─── Data records ───

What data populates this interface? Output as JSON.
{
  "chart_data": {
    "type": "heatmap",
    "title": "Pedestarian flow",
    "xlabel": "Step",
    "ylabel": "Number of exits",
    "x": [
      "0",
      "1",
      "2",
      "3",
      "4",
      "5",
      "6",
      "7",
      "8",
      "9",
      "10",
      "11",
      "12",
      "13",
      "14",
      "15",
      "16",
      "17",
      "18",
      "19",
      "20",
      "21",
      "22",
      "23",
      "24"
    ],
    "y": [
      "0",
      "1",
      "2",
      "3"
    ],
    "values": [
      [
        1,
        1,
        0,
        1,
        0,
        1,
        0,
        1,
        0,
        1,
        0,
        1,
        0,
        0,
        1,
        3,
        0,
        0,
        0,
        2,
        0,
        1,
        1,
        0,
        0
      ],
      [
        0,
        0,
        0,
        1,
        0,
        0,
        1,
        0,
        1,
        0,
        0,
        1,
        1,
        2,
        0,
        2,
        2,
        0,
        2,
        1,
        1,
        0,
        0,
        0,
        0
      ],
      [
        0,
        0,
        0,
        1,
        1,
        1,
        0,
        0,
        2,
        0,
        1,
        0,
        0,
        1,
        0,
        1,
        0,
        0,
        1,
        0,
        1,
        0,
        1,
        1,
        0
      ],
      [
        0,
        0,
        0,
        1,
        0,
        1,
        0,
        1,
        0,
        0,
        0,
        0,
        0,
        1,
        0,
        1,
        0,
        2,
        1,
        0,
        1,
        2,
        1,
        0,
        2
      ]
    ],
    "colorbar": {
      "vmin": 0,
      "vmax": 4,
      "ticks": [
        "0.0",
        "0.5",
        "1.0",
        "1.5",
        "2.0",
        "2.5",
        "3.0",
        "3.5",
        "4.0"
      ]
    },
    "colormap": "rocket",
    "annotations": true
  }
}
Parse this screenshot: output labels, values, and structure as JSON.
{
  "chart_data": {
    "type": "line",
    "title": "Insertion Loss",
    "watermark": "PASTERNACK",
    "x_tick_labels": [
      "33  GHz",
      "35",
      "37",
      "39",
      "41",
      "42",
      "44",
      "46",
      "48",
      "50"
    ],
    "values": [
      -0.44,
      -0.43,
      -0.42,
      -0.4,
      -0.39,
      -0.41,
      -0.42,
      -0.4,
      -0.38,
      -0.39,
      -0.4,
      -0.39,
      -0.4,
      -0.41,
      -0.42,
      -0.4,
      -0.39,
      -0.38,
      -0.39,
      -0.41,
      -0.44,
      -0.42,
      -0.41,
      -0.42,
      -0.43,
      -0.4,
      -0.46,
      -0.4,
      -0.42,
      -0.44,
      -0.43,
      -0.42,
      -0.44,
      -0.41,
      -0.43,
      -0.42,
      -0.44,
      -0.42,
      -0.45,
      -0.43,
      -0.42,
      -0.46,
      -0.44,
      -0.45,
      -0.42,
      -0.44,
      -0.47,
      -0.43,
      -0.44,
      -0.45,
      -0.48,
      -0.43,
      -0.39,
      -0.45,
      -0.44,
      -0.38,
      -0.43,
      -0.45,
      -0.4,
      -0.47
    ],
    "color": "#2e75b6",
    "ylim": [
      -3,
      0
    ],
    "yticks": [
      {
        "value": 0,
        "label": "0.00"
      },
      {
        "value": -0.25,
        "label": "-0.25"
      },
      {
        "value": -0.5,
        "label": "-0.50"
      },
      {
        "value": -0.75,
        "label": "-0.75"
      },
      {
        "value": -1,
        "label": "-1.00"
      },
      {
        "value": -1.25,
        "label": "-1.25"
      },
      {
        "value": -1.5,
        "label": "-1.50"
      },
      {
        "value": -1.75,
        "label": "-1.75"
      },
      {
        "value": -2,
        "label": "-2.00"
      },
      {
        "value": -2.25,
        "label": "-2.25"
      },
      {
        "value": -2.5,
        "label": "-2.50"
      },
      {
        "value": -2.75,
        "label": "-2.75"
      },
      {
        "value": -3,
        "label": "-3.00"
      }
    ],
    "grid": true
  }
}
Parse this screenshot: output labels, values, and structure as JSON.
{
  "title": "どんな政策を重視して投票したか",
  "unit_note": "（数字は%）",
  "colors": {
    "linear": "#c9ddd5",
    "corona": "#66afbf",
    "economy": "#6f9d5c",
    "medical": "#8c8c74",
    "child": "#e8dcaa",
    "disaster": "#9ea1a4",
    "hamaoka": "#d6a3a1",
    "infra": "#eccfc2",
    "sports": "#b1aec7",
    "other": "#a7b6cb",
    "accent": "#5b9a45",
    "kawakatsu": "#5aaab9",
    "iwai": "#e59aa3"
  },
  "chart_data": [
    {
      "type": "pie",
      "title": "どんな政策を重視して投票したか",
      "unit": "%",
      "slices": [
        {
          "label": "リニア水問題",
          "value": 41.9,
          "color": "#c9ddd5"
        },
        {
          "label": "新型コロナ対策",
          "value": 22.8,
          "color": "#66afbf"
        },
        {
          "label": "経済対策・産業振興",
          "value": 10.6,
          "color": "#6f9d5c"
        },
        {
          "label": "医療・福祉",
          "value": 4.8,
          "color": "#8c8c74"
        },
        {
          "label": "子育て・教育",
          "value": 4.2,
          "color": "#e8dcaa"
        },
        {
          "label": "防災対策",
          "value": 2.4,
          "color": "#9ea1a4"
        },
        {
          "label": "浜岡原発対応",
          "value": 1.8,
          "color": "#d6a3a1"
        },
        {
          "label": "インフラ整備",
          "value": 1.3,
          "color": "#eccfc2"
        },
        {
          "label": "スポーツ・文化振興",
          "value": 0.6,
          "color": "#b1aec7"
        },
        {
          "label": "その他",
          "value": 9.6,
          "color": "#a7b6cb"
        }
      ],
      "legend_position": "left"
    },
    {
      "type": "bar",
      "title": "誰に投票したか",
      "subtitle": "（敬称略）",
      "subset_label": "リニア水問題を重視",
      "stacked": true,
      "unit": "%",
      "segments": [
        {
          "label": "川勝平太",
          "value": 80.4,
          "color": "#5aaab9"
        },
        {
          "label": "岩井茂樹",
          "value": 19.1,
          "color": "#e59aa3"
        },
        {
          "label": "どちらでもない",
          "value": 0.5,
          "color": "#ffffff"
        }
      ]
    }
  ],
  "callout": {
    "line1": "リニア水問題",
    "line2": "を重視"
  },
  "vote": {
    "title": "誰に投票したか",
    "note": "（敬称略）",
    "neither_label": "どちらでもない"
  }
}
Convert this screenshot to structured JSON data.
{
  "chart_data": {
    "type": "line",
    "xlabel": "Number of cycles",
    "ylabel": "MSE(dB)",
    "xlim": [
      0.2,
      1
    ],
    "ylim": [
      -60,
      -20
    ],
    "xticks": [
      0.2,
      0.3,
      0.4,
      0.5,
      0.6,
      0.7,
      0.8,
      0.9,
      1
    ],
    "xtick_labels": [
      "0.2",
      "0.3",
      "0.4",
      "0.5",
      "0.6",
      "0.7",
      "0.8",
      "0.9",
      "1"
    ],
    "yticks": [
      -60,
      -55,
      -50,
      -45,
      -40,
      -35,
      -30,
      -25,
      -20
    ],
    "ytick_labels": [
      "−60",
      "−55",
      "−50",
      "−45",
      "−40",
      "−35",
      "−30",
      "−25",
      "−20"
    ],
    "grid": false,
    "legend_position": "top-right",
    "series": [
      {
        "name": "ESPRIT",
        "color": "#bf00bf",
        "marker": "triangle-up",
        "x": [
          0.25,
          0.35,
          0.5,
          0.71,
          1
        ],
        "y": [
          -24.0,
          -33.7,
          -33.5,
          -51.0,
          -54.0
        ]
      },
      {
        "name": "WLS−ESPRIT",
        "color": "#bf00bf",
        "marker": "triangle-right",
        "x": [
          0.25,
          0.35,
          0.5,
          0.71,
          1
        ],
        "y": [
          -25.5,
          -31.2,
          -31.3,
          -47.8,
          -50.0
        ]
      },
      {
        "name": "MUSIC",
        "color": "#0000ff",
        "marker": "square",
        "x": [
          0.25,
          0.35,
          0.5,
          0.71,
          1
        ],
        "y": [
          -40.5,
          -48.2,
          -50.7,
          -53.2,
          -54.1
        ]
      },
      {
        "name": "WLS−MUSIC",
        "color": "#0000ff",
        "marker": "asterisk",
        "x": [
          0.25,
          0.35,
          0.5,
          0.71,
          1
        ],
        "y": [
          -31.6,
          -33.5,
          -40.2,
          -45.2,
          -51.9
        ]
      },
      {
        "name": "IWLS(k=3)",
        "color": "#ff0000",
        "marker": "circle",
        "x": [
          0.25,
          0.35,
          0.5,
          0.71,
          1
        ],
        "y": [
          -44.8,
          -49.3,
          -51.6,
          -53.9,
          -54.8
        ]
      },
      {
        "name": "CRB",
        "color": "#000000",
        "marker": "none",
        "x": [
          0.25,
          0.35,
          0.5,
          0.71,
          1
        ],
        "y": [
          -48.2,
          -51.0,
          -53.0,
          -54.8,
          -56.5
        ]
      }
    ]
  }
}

───

## Instructions to follow
Find each line that has the word "right", then copy it out.

## Full solution
    "legend_position": "top-right",
        "marker": "triangle-right",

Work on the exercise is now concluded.